▸ **The input**

· · ·

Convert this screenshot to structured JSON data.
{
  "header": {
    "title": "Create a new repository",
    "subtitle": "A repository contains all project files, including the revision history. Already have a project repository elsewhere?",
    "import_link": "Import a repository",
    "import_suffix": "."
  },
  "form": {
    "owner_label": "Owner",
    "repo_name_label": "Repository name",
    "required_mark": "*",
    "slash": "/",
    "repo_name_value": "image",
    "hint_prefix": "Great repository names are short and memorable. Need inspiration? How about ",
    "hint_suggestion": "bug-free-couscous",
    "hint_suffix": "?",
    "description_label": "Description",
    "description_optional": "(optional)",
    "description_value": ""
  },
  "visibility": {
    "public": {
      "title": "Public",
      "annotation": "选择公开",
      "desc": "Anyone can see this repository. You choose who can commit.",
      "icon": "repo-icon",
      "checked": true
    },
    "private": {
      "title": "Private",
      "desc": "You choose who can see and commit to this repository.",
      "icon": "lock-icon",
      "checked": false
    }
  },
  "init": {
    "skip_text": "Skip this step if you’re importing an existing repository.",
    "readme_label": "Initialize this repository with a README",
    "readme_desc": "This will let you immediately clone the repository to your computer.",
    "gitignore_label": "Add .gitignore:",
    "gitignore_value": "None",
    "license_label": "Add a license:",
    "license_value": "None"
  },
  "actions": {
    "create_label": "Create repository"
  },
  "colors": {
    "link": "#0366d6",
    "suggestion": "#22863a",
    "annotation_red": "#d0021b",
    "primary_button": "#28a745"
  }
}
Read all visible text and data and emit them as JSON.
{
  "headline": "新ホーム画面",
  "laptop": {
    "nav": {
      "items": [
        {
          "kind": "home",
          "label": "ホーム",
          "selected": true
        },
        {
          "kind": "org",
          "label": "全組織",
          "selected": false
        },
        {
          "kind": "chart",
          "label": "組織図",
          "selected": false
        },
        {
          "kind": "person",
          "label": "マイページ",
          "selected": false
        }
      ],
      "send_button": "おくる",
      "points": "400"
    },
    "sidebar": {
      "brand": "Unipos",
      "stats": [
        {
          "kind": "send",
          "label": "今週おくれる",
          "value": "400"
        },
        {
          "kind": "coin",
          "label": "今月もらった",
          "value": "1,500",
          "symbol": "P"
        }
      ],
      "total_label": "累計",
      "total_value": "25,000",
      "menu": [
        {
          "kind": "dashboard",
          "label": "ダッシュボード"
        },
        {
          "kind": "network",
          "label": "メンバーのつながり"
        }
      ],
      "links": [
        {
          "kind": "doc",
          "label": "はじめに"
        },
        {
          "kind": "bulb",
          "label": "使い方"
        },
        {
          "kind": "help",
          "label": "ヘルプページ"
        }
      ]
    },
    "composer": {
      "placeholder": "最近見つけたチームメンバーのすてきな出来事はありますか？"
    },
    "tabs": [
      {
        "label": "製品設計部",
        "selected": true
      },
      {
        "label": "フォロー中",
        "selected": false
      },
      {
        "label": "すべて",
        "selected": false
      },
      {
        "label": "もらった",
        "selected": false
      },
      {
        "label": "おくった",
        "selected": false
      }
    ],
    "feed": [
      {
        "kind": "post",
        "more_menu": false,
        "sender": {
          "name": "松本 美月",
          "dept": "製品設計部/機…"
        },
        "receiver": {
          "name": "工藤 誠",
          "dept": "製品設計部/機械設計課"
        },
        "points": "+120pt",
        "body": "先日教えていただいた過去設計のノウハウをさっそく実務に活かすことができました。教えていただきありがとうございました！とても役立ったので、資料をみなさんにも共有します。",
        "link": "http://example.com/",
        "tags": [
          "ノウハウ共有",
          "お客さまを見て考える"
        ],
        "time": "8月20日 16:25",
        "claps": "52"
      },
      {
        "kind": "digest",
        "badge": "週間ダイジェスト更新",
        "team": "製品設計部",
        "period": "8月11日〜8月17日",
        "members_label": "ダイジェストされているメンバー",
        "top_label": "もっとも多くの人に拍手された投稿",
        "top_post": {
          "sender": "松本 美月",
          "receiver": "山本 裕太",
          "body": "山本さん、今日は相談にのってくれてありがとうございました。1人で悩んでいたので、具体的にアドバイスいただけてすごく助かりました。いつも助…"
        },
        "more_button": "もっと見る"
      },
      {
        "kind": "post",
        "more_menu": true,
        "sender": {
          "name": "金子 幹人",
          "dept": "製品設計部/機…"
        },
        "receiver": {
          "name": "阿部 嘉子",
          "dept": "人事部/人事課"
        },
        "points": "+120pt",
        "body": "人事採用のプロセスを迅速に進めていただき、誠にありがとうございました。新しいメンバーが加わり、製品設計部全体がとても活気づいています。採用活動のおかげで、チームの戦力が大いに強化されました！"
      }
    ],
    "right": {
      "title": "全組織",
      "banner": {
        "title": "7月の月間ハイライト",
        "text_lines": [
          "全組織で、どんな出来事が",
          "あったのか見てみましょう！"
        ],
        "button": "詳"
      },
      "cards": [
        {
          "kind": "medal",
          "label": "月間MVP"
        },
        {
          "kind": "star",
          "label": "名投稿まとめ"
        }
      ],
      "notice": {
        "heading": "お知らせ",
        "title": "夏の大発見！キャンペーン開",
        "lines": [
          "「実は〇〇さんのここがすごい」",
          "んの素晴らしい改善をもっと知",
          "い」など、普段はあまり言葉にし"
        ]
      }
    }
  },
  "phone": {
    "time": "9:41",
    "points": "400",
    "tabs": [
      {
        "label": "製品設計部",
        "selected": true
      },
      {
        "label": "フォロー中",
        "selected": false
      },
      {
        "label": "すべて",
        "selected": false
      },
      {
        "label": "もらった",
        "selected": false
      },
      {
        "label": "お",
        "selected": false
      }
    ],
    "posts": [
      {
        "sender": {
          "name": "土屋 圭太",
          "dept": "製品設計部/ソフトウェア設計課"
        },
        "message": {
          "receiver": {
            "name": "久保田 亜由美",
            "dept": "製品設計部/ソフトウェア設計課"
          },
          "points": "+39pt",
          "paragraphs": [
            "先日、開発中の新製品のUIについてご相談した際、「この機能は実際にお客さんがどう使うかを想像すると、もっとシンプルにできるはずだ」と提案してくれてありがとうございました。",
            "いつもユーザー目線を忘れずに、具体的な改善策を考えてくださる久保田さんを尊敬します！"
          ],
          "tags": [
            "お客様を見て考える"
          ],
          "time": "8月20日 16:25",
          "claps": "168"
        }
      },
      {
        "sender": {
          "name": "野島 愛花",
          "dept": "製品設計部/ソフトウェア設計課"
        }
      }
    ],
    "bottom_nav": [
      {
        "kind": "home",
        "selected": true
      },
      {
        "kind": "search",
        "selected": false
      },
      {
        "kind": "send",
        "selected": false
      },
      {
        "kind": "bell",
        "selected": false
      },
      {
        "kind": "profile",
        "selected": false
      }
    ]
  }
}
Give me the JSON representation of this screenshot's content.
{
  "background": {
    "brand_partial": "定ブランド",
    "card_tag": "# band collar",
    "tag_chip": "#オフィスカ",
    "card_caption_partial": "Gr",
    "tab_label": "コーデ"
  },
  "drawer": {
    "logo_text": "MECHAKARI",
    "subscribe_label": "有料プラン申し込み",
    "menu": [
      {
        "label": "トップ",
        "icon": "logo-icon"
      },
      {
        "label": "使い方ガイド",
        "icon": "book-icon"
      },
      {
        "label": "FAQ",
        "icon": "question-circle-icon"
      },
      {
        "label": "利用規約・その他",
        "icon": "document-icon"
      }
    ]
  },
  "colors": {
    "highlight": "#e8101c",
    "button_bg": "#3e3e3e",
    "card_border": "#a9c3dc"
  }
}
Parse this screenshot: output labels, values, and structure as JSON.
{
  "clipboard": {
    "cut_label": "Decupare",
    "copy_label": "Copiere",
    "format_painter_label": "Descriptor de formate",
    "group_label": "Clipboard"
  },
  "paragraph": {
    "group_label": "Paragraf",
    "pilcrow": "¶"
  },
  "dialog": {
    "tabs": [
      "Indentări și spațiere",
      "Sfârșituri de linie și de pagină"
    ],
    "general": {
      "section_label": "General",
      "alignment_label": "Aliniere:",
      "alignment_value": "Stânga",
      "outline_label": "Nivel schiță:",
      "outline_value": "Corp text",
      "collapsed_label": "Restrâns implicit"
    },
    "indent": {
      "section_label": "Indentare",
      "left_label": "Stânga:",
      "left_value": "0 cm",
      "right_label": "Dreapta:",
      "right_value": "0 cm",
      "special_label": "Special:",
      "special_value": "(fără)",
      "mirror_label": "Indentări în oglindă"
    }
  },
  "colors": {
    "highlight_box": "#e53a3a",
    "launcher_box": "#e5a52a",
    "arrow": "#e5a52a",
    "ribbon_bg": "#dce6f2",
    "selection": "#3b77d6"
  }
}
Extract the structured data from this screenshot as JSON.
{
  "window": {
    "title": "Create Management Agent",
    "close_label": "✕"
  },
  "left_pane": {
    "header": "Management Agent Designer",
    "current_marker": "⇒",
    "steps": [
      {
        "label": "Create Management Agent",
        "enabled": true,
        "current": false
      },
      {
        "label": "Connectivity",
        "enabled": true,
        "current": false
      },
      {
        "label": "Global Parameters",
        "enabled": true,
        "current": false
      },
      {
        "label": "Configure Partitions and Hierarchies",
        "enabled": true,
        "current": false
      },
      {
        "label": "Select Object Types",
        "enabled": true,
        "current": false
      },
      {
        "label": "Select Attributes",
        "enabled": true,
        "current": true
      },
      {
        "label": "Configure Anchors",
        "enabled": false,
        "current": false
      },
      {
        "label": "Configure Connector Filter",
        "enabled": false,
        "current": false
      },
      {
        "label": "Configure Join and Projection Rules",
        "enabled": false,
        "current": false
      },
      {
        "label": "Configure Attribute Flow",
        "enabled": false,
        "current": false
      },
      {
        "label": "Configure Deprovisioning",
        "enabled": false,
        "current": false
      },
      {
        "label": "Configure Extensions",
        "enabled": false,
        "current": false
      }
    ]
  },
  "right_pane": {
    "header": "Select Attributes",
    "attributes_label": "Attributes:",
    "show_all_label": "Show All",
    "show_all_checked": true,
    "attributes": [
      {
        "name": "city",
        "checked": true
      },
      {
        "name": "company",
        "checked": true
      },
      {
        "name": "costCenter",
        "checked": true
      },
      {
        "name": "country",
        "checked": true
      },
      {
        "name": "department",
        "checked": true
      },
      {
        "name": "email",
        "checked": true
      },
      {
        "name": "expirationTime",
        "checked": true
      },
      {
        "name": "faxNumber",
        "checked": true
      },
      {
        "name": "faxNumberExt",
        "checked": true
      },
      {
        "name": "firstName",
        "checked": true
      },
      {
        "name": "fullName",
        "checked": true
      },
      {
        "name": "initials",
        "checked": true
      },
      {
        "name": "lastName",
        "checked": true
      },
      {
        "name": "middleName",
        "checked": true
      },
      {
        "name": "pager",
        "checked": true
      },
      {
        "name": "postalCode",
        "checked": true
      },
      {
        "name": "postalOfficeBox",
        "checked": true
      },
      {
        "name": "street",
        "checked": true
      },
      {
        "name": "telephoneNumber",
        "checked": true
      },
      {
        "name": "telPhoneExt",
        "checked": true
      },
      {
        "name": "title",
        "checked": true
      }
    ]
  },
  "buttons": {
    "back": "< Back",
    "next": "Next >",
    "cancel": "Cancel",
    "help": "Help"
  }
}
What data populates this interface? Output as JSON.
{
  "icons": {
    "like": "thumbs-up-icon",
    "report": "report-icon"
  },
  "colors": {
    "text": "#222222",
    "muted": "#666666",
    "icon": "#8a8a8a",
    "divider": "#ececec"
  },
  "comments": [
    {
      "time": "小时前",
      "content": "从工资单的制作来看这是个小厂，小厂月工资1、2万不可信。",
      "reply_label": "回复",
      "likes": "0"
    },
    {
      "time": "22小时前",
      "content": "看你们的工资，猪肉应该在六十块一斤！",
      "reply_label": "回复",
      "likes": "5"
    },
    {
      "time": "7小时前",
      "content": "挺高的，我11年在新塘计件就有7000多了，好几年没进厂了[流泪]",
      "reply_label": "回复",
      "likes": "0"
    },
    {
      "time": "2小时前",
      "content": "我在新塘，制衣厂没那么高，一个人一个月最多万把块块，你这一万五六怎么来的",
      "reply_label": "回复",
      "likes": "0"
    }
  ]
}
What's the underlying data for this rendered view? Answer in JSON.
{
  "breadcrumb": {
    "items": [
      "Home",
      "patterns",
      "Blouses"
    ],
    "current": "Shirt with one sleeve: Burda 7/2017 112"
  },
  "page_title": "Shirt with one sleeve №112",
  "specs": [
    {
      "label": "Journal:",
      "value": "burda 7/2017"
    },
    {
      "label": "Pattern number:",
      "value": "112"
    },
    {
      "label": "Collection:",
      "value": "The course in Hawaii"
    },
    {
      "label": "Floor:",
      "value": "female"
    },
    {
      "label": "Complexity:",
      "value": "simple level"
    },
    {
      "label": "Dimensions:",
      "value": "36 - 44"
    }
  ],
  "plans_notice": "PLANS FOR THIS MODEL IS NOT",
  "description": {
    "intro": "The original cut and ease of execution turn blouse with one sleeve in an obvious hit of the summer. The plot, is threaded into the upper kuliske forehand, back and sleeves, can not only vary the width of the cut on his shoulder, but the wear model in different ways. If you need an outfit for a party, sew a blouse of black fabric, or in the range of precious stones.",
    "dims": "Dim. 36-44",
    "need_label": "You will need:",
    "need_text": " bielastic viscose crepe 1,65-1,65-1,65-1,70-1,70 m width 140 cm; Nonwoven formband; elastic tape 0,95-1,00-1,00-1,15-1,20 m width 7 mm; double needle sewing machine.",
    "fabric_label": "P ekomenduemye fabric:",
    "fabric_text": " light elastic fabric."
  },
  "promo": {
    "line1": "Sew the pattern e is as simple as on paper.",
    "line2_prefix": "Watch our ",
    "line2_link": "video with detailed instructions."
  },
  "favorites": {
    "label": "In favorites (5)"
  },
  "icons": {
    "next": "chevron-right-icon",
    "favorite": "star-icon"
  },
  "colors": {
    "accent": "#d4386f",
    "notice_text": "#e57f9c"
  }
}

· · ·

▸ **Set problem**
Make a copy of each line that contains the string "will".

▸ **Finished task**
    "readme_desc": "This will let you immediately clone the repository to your computer.",
    "need_label": "You will need:",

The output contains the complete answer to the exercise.